• [Task directions]: Restate the entire listing word for word.

┌─ Dataset extract

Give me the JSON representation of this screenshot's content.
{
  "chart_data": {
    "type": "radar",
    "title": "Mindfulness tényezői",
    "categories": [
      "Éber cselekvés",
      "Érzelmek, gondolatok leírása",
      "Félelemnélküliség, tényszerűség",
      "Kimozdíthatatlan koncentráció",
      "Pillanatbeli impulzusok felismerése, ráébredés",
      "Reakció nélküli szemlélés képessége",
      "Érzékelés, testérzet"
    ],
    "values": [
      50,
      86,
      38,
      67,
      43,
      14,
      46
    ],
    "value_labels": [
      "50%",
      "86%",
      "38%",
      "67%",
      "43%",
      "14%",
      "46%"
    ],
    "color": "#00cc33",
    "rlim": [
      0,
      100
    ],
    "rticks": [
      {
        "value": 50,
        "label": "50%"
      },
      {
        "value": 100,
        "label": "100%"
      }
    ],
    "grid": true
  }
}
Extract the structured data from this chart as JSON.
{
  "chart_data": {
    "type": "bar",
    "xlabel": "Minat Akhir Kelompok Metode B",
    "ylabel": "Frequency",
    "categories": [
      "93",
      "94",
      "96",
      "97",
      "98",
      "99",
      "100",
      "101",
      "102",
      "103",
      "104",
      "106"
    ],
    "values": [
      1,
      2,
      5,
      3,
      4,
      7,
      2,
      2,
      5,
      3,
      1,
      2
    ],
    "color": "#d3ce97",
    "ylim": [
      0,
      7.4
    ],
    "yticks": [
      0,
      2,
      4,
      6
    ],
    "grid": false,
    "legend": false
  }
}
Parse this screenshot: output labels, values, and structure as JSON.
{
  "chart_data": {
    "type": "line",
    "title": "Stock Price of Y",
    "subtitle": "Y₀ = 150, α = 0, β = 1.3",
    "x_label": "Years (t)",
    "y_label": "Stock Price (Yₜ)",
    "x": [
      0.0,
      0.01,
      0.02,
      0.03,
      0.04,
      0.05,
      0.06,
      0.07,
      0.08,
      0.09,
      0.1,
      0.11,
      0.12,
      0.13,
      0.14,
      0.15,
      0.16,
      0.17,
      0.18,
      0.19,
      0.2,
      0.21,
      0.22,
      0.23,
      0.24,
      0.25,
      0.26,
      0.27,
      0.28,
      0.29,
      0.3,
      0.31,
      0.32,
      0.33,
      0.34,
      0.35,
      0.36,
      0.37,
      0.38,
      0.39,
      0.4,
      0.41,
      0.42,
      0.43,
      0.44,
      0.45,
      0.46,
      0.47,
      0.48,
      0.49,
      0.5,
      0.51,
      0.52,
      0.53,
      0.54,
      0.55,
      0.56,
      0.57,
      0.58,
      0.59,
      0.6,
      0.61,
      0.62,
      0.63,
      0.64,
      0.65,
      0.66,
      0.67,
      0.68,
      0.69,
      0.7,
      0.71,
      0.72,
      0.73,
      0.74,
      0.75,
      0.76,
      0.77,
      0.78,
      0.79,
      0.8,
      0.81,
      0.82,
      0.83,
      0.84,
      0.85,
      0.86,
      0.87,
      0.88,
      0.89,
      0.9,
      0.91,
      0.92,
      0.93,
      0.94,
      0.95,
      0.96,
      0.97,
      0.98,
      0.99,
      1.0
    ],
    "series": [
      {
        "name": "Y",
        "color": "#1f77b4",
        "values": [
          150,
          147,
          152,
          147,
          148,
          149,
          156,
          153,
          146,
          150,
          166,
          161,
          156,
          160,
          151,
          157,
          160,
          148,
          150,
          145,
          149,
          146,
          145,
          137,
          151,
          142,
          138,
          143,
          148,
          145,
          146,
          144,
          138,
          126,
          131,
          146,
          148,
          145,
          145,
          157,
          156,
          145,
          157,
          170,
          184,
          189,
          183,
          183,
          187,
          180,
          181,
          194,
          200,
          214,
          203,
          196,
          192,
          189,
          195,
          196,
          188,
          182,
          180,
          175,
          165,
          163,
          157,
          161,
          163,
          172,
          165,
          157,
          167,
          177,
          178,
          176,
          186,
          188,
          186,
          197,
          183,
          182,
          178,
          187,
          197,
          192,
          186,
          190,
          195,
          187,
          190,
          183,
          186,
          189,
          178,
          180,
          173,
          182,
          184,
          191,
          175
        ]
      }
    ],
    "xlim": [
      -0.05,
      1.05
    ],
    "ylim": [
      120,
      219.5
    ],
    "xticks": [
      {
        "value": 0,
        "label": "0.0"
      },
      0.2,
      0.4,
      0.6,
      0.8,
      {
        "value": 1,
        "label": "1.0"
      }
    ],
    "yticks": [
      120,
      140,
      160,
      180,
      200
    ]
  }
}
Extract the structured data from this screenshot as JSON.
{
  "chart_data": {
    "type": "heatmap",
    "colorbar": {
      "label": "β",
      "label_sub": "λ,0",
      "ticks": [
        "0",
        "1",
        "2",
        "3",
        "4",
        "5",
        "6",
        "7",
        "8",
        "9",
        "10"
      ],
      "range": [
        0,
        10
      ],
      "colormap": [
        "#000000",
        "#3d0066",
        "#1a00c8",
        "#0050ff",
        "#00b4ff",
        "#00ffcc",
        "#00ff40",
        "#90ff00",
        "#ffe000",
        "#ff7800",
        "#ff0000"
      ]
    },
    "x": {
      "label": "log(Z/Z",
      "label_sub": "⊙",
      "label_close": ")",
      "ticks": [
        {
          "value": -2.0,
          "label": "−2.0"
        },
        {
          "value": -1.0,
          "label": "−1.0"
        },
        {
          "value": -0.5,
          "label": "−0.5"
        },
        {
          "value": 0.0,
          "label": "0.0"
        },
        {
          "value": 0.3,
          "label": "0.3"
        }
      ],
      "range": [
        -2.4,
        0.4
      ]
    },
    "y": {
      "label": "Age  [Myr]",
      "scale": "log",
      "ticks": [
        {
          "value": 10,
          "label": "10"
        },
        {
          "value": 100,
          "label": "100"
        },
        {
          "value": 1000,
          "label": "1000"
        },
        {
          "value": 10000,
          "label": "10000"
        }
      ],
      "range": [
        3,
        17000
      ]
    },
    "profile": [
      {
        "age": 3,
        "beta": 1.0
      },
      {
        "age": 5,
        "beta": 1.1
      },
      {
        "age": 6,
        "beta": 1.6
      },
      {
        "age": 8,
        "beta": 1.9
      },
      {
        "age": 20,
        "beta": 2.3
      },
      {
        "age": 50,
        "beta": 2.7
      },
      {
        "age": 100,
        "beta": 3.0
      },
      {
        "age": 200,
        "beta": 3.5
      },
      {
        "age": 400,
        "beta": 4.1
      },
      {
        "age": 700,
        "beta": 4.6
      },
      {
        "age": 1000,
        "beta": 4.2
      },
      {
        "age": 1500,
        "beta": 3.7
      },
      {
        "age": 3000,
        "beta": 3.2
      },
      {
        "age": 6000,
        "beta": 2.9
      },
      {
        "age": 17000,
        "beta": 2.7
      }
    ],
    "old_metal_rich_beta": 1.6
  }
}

└─

• [Written reply]:
Give me the JSON representation of this screenshot's content.
{
  "chart_data": {
    "type": "radar",
    "title": "Mindfulness tényezői",
    "categories": [
      "Éber cselekvés",
      "Érzelmek, gondolatok leírása",
      "Félelemnélküliség, tényszerűség",
      "Kimozdíthatatlan koncentráció",
      "Pillanatbeli impulzusok felismerése, ráébredés",
      "Reakció nélküli szemlélés képessége",
      "Érzékelés, testérzet"
    ],
    "values": [
      50,
      86,
      38,
      67,
      43,
      14,
      46
    ],
    "value_labels": [
      "50%",
      "86%",
      "38%",
      "67%",
      "43%",
      "14%",
      "46%"
    ],
    "color": "#00cc33",
    "rlim": [
      0,
      100
    ],
    "rticks": [
      {
        "value": 50,
        "label": "50%"
      },
      {
        "value": 100,
        "label": "100%"
      }
    ],
    "grid": true
  }
}
Extract the structured data from this chart as JSON.
{
  "chart_data": {
    "type": "bar",
    "xlabel": "Minat Akhir Kelompok Metode B",
    "ylabel": "Frequency",
    "categories": [
      "93",
      "94",
      "96",
      "97",
      "98",
      "99",
      "100",
      "101",
      "102",
      "103",
      "104",
      "106"
    ],
    "values": [
      1,
      2,
      5,
      3,
      4,
      7,
      2,
      2,
      5,
      3,
      1,
      2
    ],
    "color": "#d3ce97",
    "ylim": [
      0,
      7.4
    ],
    "yticks": [
      0,
      2,
      4,
      6
    ],
    "grid": false,
    "legend": false
  }
}
Parse this screenshot: output labels, values, and structure as JSON.
{
  "chart_data": {
    "type": "line",
    "title": "Stock Price of Y",
    "subtitle": "Y₀ = 150, α = 0, β = 1.3",
    "x_label": "Years (t)",
    "y_label": "Stock Price (Yₜ)",
    "x": [
      0.0,
      0.01,
      0.02,
      0.03,
      0.04,
      0.05,
      0.06,
      0.07,
      0.08,
      0.09,
      0.1,
      0.11,
      0.12,
      0.13,
      0.14,
      0.15,
      0.16,
      0.17,
      0.18,
      0.19,
      0.2,
      0.21,
      0.22,
      0.23,
      0.24,
      0.25,
      0.26,
      0.27,
      0.28,
      0.29,
      0.3,
      0.31,
      0.32,
      0.33,
      0.34,
      0.35,
      0.36,
      0.37,
      0.38,
      0.39,
      0.4,
      0.41,
      0.42,
      0.43,
      0.44,
      0.45,
      0.46,
      0.47,
      0.48,
      0.49,
      0.5,
      0.51,
      0.52,
      0.53,
      0.54,
      0.55,
      0.56,
      0.57,
      0.58,
      0.59,
      0.6,
      0.61,
      0.62,
      0.63,
      0.64,
      0.65,
      0.66,
      0.67,
      0.68,
      0.69,
      0.7,
      0.71,
      0.72,
      0.73,
      0.74,
      0.75,
      0.76,
      0.77,
      0.78,
      0.79,
      0.8,
      0.81,
      0.82,
      0.83,
      0.84,
      0.85,
      0.86,
      0.87,
      0.88,
      0.89,
      0.9,
      0.91,
      0.92,
      0.93,
      0.94,
      0.95,
      0.96,
      0.97,
      0.98,
      0.99,
      1.0
    ],
    "series": [
      {
        "name": "Y",
        "color": "#1f77b4",
        "values": [
          150,
          147,
          152,
          147,
          148,
          149,
          156,
          153,
          146,
          150,
          166,
          161,
          156,
          160,
          151,
          157,
          160,
          148,
          150,
          145,
          149,
          146,
          145,
          137,
          151,
          142,
          138,
          143,
          148,
          145,
          146,
          144,
          138,
          126,
          131,
          146,
          148,
          145,
          145,
          157,
          156,
          145,
          157,
          170,
          184,
          189,
          183,
          183,
          187,
          180,
          181,
          194,
          200,
          214,
          203,
          196,
          192,
          189,
          195,
          196,
          188,
          182,
          180,
          175,
          165,
          163,
          157,
          161,
          163,
          172,
          165,
          157,
          167,
          177,
          178,
          176,
          186,
          188,
          186,
          197,
          183,
          182,
          178,
          187,
          197,
          192,
          186,
          190,
          195,
          187,
          190,
          183,
          186,
          189,
          178,
          180,
          173,
          182,
          184,
          191,
          175
        ]
      }
    ],
    "xlim": [
      -0.05,
      1.05
    ],
    "ylim": [
      120,
      219.5
    ],
    "xticks": [
      {
        "value": 0,
        "label": "0.0"
      },
      0.2,
      0.4,
      0.6,
      0.8,
      {
        "value": 1,
        "label": "1.0"
      }
    ],
    "yticks": [
      120,
      140,
      160,
      180,
      200
    ]
  }
}
Extract the structured data from this screenshot as JSON.
{
  "chart_data": {
    "type": "heatmap",
    "colorbar": {
      "label": "β",
      "label_sub": "λ,0",
      "ticks": [
        "0",
        "1",
        "2",
        "3",
        "4",
        "5",
        "6",
        "7",
        "8",
        "9",
        "10"
      ],
      "range": [
        0,
        10
      ],
      "colormap": [
        "#000000",
        "#3d0066",
        "#1a00c8",
        "#0050ff",
        "#00b4ff",
        "#00ffcc",
        "#00ff40",
        "#90ff00",
        "#ffe000",
        "#ff7800",
        "#ff0000"
      ]
    },
    "x": {
      "label": "log(Z/Z",
      "label_sub": "⊙",
      "label_close": ")",
      "ticks": [
        {
          "value": -2.0,
          "label": "−2.0"
        },
        {
          "value": -1.0,
          "label": "−1.0"
        },
        {
          "value": -0.5,
          "label": "−0.5"
        },
        {
          "value": 0.0,
          "label": "0.0"
        },
        {
          "value": 0.3,
          "label": "0.3"
        }
      ],
      "range": [
        -2.4,
        0.4
      ]
    },
    "y": {
      "label": "Age  [Myr]",
      "scale": "log",
      "ticks": [
        {
          "value": 10,
          "label": "10"
        },
        {
          "value": 100,
          "label": "100"
        },
        {
          "value": 1000,
          "label": "1000"
        },
        {
          "value": 10000,
          "label": "10000"
        }
      ],
      "range": [
        3,
        17000
      ]
    },
    "profile": [
      {
        "age": 3,
        "beta": 1.0
      },
      {
        "age": 5,
        "beta": 1.1
      },
      {
        "age": 6,
        "beta": 1.6
      },
      {
        "age": 8,
        "beta": 1.9
      },
      {
        "age": 20,
        "beta": 2.3
      },
      {
        "age": 50,
        "beta": 2.7
      },
      {
        "age": 100,
        "beta": 3.0
      },
      {
        "age": 200,
        "beta": 3.5
      },
      {
        "age": 400,
        "beta": 4.1
      },
      {
        "age": 700,
        "beta": 4.6
      },
      {
        "age": 1000,
        "beta": 4.2
      },
      {
        "age": 1500,
        "beta": 3.7
      },
      {
        "age": 3000,
        "beta": 3.2
      },
      {
        "age": 6000,
        "beta": 2.9
      },
      {
        "age": 17000,
        "beta": 2.7
      }
    ],
    "old_metal_rich_beta": 1.6
  }
}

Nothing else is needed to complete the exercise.